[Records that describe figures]
---------------
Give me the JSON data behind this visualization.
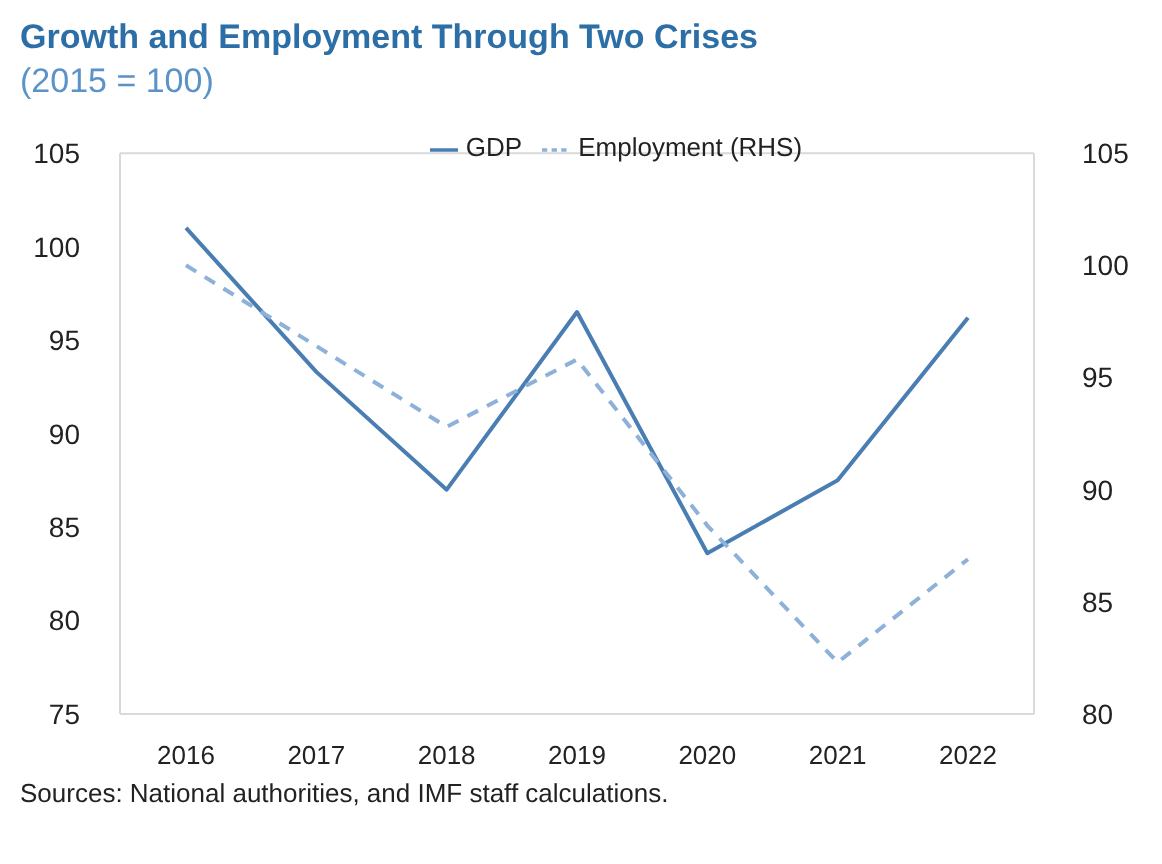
{
  "chart_data": {
    "type": "line",
    "title": "Growth and Employment Through Two Crises",
    "subtitle": "(2015 = 100)",
    "categories": [
      "2016",
      "2017",
      "2018",
      "2019",
      "2020",
      "2021",
      "2022"
    ],
    "series": [
      {
        "name": "GDP",
        "color": "#4a7eb3",
        "values": [
          101.0,
          93.3,
          87.0,
          96.5,
          83.6,
          87.5,
          96.2
        ],
        "line_style": "solid"
      },
      {
        "name": "Employment (RHS)",
        "color": "#8db1d8",
        "values": [
          100.0,
          96.4,
          92.8,
          95.8,
          88.4,
          82.3,
          86.9
        ],
        "axis": "y2",
        "line_style": "dashed"
      }
    ],
    "ylim": [
      75,
      105
    ],
    "yticks": [
      75,
      80,
      85,
      90,
      95,
      100,
      105
    ],
    "y2lim": [
      80,
      105
    ],
    "y2ticks": [
      80,
      85,
      90,
      95,
      100,
      105
    ],
    "grid": false,
    "legend": "top",
    "marker": "none",
    "annotations": [
      "Sources: National authorities, and IMF staff calculations."
    ]
  }
}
---------------
# The problem:
Write out each entry exactly as given, omitting any picture.

# Answer below:
Give me the JSON data behind this visualization.
{
  "chart_data": {
    "type": "line",
    "title": "Growth and Employment Through Two Crises",
    "subtitle": "(2015 = 100)",
    "categories": [
      "2016",
      "2017",
      "2018",
      "2019",
      "2020",
      "2021",
      "2022"
    ],
    "series": [
      {
        "name": "GDP",
        "color": "#4a7eb3",
        "values": [
          101.0,
          93.3,
          87.0,
          96.5,
          83.6,
          87.5,
          96.2
        ],
        "line_style": "solid"
      },
      {
        "name": "Employment (RHS)",
        "color": "#8db1d8",
        "values": [
          100.0,
          96.4,
          92.8,
          95.8,
          88.4,
          82.3,
          86.9
        ],
        "axis": "y2",
        "line_style": "dashed"
      }
    ],
    "ylim": [
      75,
      105
    ],
    "yticks": [
      75,
      80,
      85,
      90,
      95,
      100,
      105
    ],
    "y2lim": [
      80,
      105
    ],
    "y2ticks": [
      80,
      85,
      90,
      95,
      100,
      105
    ],
    "grid": false,
    "legend": "top",
    "marker": "none",
    "annotations": [
      "Sources: National authorities, and IMF staff calculations."
    ]
  }
}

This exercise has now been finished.